Text excerpt →
* START *

The important and serious dispute concerns the conversations between the Nelsons and the defendants concerning the tenancy, decontrol, and maximum rent. The original surviving tenant, the former Mrs. Nelson, testified that she personally registered the property in 1942 with maximum rent on thirty-one ($31) dollars for the upper flat; that in August or September 1945, previous to the signing of the contract of sale with the defendants, she informed them that the registered rent for such flat was thirty-one ($31) dollars per month; that after the completion of the sale and the beginning of the tenancy by the Nelsons there was a conversation concerning the rent by all the parties, and *158inasmuch as the Nelsons did not desire to move at that time, and that the defendants said the rent was not sufficient, the Nelson’s agreed to pay an additional four ($4) dollars or thirty-five ($35) dollars per month.
In direct contradiction, the testimony of the defendants is to the effect that previous to the signing of the contract of sale they had a conversation with Mrs. Nelson, and although she told them the lower flat was controlled at fifty ($50) dollars per month, the upper flat was uncontrolled. They swear that they impressed Mrs. Nelson with the fact that they were purchasing the property as an investment and were concerned about the maximum rentals. It is their testimony that Mrs. Nelson emphasized the flat was uncontrolled and that because of the health of Mr. Nelson they would probably only remain two months in the upper flat because they intended to move to Arizona. Both defendants assert that they do not recall the real estate broker speaking about rental value.
In rebuttal, the plaintiff called Melvin Martin, the real estate broker, who stated that he told the defendant husband that the rental value for the upper flat was thirty-one ($31) dollars, furnished and garage, and fifty ($50) dollars for the lower flat.
It is upon this sharp conflict of fact that the defendants base their set-off, defense, and counterclaim against any restitution to the surviving tenant, Mrs. Nelson. They claim that Mrs. Nelson committed an actionable fraud in misrepresenting the rental value of the upper flat to their damage. That said representation was knowingly false and made solely to induce the defendants to purchase the property.

* END *

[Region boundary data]
* START *

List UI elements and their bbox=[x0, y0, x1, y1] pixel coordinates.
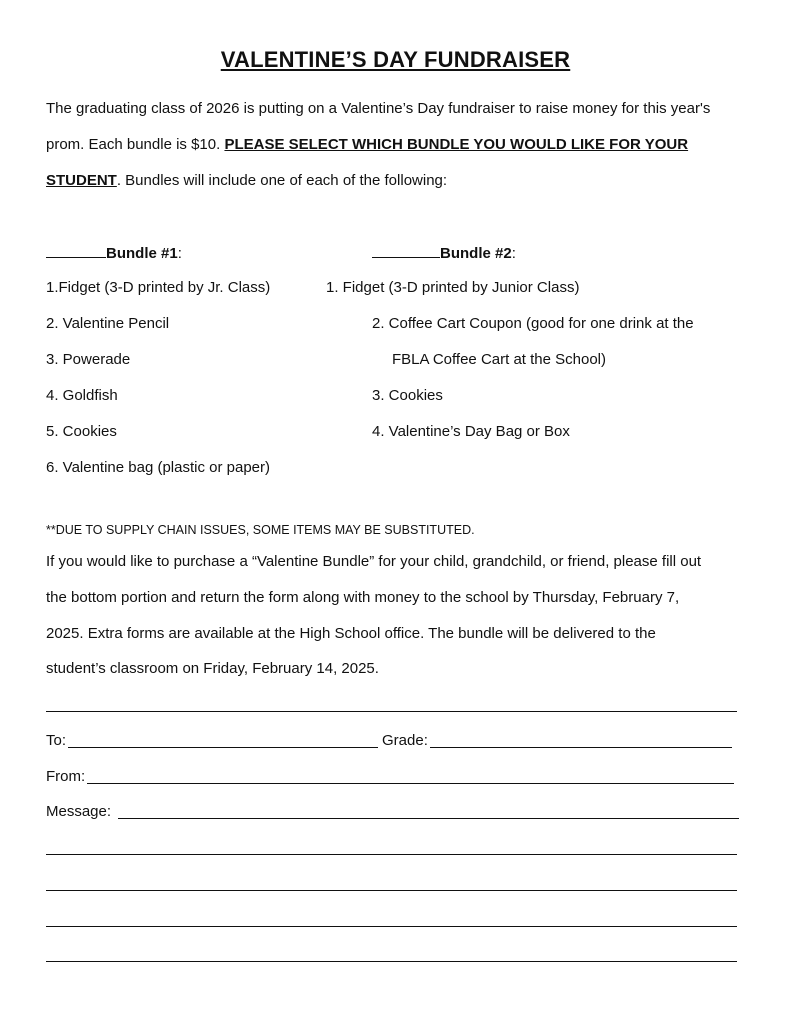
intro-line-3 bbox=[46, 172, 447, 190]
intro-line-1: The graduating class of 2026 is putting on a Valentine’s Day fundraiser to raise money for this year's bbox=[46, 100, 711, 117]
from-field[interactable] bbox=[87, 783, 734, 784]
message-label: Message: bbox=[46, 803, 112, 820]
intro-emphasis: PLEASE SELECT WHICH BUNDLE YOU WOULD LIKE FOR YOUR bbox=[224, 136, 689, 153]
bundle1-item: 3. Powerade bbox=[46, 351, 131, 368]
bundle1-colon: : bbox=[177, 245, 182, 262]
grade-field[interactable] bbox=[430, 747, 732, 748]
bundle2-item: 2. Coffee Cart Coupon (good for one drink at the bbox=[372, 315, 694, 332]
bundle2-label: Bundle #2 bbox=[440, 245, 512, 262]
supply-chain-note: **DUE TO SUPPLY CHAIN ISSUES, SOME ITEMS MAY BE SUBSTITUTED. bbox=[46, 523, 475, 537]
bundle2-item-continued: FBLA Coffee Cart at the School) bbox=[392, 351, 607, 368]
message-line[interactable] bbox=[46, 890, 737, 891]
message-line[interactable] bbox=[46, 961, 737, 962]
bundle2-heading bbox=[372, 243, 516, 263]
bundle1-item: 5. Cookies bbox=[46, 423, 117, 440]
to-field[interactable] bbox=[68, 747, 378, 748]
bundle1-heading bbox=[46, 243, 182, 263]
from-label: From: bbox=[46, 768, 86, 785]
bundle1-item: 2. Valentine Pencil bbox=[46, 315, 170, 332]
message-line[interactable] bbox=[46, 926, 737, 927]
bundle2-item: 4. Valentine’s Day Bag or Box bbox=[372, 423, 570, 440]
instruction-line: 2025. Extra forms are available at the High School office. The bundle will be delivered to the bbox=[46, 625, 656, 642]
intro-line-2 bbox=[46, 136, 688, 154]
bundle1-item: 4. Goldfish bbox=[46, 387, 118, 404]
grade-label: Grade: bbox=[382, 732, 428, 749]
bundle1-item: 1.Fidget (3-D printed by Jr. Class) bbox=[46, 279, 271, 296]
intro-line-2-text: prom. Each bundle is $10. bbox=[46, 136, 225, 153]
message-line[interactable] bbox=[46, 854, 737, 855]
bundle2-colon: : bbox=[511, 245, 516, 262]
bundle1-item: 6. Valentine bag (plastic or paper) bbox=[46, 459, 271, 476]
instruction-line: the bottom portion and return the form along with money to the school by Thursday, February 7, bbox=[46, 589, 680, 606]
page-title: VALENTINE’S DAY FUNDRAISER bbox=[220, 47, 571, 72]
cut-line bbox=[46, 711, 737, 712]
instruction-line: student’s classroom on Friday, February 14, 2025. bbox=[46, 660, 379, 677]
intro-emphasis-student: STUDENT bbox=[46, 172, 117, 189]
bundle1-label: Bundle #1 bbox=[106, 245, 178, 262]
bundle2-item: 1. Fidget (3-D printed by Junior Class) bbox=[326, 279, 580, 296]
bundle1-select-blank[interactable] bbox=[46, 243, 106, 258]
to-label: To: bbox=[46, 732, 67, 749]
bundle2-select-blank[interactable] bbox=[372, 243, 440, 258]
intro-line-3-text: . Bundles will include one of each of the following: bbox=[116, 172, 448, 189]
instruction-line: If you would like to purchase a “Valentine Bundle” for your child, grandchild, or friend, please fill out bbox=[46, 553, 702, 570]
message-field[interactable] bbox=[118, 818, 739, 819]
bundle2-item: 3. Cookies bbox=[372, 387, 443, 404]
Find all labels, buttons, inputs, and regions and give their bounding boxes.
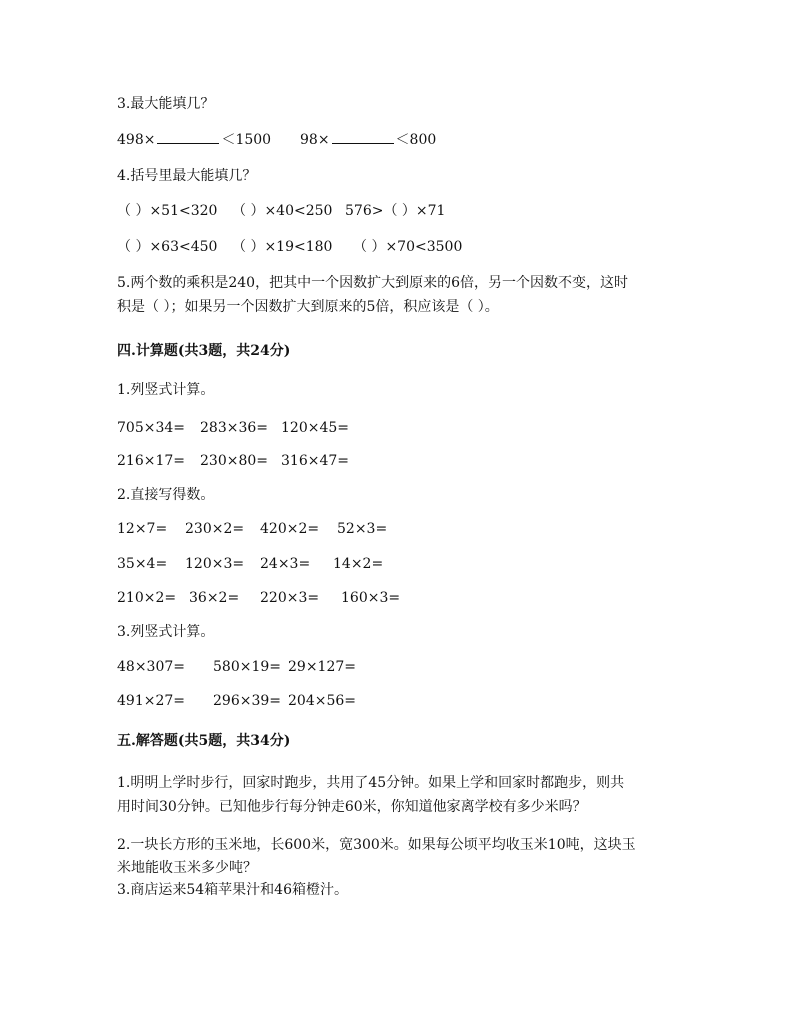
calc-item: 230×2= <box>185 521 245 537</box>
calc-item: 14×2= <box>333 556 384 572</box>
calc-item: 160×3= <box>341 590 401 606</box>
s5-p2-line-2: 米地能收玉米多少吨？ <box>117 860 257 876</box>
s5-p2-line-1: 2.一块长方形的玉米地，长600米，宽300米。如果每公顷平均收玉米10吨，这块玉 <box>117 837 636 853</box>
calc-item: 220×3= <box>260 590 320 606</box>
calc-item: 24×3= <box>260 556 311 572</box>
calc-item: 420×2= <box>260 521 320 537</box>
s5-p1-line-1: 1.明明上学时步行，回家时跑步，共用了45分钟。如果上学和回家时都跑步，则共 <box>117 775 625 791</box>
calc-item: 283×36= <box>200 420 268 436</box>
calc-item: 204×56= <box>288 693 356 709</box>
s4-p1-title: 1.列竖式计算。 <box>117 382 215 398</box>
s4-p3-title: 3.列竖式计算。 <box>117 624 215 640</box>
calc-item: 120×45= <box>281 420 349 436</box>
s4-p3-row-2 <box>117 692 517 710</box>
calc-item: 580×19= <box>213 659 281 675</box>
calc-item: 48×307= <box>117 659 185 675</box>
q4-row1-item: （ ）×40<250 <box>232 203 333 219</box>
q4-row2-item: （ ）×19<180 <box>232 239 333 255</box>
section5-heading: 五.解答题(共5题，共34分) <box>117 733 291 749</box>
s4-p2-row-3 <box>117 589 517 607</box>
calc-item: 316×47= <box>281 453 349 469</box>
q3-item-2-left: 98× <box>300 132 330 148</box>
q3-item-1-right: ＜1500 <box>221 132 272 148</box>
q5-line-2: 积是（ ）；如果另一个因数扩大到原来的5倍，积应该是（ ）。 <box>117 299 499 315</box>
s4-p2-title: 2.直接写得数。 <box>117 487 215 503</box>
calc-item: 230×80= <box>200 453 268 469</box>
section4-heading: 四.计算题(共3题，共24分) <box>117 343 291 359</box>
q3-items <box>117 131 436 149</box>
calc-item: 210×2= <box>117 590 177 606</box>
calc-item: 296×39= <box>213 693 281 709</box>
s5-p3-line-1: 3.商店运来54箱苹果汁和46箱橙汁。 <box>117 882 348 898</box>
calc-item: 52×3= <box>337 521 388 537</box>
q3-title: 3.最大能填几？ <box>117 96 215 112</box>
s5-p1-line-2: 用时间30分钟。已知他步行每分钟走60米，你知道他家离学校有多少米吗？ <box>117 799 587 815</box>
q3-item-1-left: 498× <box>117 132 156 148</box>
q4-title: 4.括号里最大能填几？ <box>117 168 257 184</box>
q3-item-2-right: ＜800 <box>395 132 437 148</box>
s4-p1-row-2 <box>117 452 517 470</box>
q4-row2-item: （ ）×70<3500 <box>353 239 463 255</box>
s4-p1-row-1 <box>117 419 517 437</box>
calc-item: 216×17= <box>117 453 185 469</box>
q5-line-1: 5.两个数的乘积是240，把其中一个因数扩大到原来的6倍，另一个因数不变，这时 <box>117 275 628 291</box>
q4-row2-item: （ ）×63<450 <box>117 239 218 255</box>
calc-item: 36×2= <box>189 590 240 606</box>
calc-item: 29×127= <box>288 659 356 675</box>
calc-item: 120×3= <box>185 556 245 572</box>
q3-item-1-blank <box>157 131 219 144</box>
calc-item: 705×34= <box>117 420 185 436</box>
calc-item: 491×27= <box>117 693 185 709</box>
q4-row-1 <box>117 202 717 220</box>
s4-p2-row-2 <box>117 555 517 573</box>
s4-p2-row-1 <box>117 520 517 538</box>
calc-item: 12×7= <box>117 521 168 537</box>
q3-item-2-blank <box>332 131 394 144</box>
calc-item: 35×4= <box>117 556 168 572</box>
q4-row1-item: 576>（ ）×71 <box>345 203 446 219</box>
q4-row1-item: （ ）×51<320 <box>117 203 218 219</box>
q4-row-2 <box>117 238 717 256</box>
s4-p3-row-1 <box>117 658 517 676</box>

* END *

Exercise tasks →
- A) Answer these questions about the rent dispute excerpt:
(i) In what year did Mrs. Nelson testify that she registered the property?
(ii) According to the defendants, at what monthly rent did Mrs. Nelson say the lower flat was controlled?
(iii) Whom did the plaintiff call in rebuttal?
- B) Please carry on the rent dispute excerpt, starting after its final sentence.

Responses to the tasks →
- A)
(i) 1942
(ii) Fifty ($50) dollars per month
(iii) Melvin Martin, the real estate broker

- B)
It is difficult to arrive at this conclusion of fraud upon the evidence presented. There is an even balance of evidence, and not the necessary preponderance, in favor of the defendants. Proof as to fraud must be clear and convincing in every respect. Under the conflict of fact herein, it is difficult to so find.
Fraud is not to be presumed, and something more is required than mere weight or preponderance of evidence, and evidence must be clear, unequivocal, and convincing. Lackawanna Pants Mfg. Co. v. Wiseman, 6 Cir., 133 F.2d 482, 486.
However, there are circumstances and facts proved upon the trial which equitably favor the defendants. They are people of standing and reputation in their community. They did not participate in any clandestine plan or scheme • to conceal the payment of thirty-five ($35) dollars. Receipts were openly given for these amounts over a long period of years. It is their testimony that they knew nothing of the rent ceiling until 1948 when they went to the area rent office. They emphasize that no copy of the registration was given by the Nelsons to them, and this testimony is uncontradicted in the record. There was not the usual landlord and tenant relationship. Mr. Nelson is now deceased.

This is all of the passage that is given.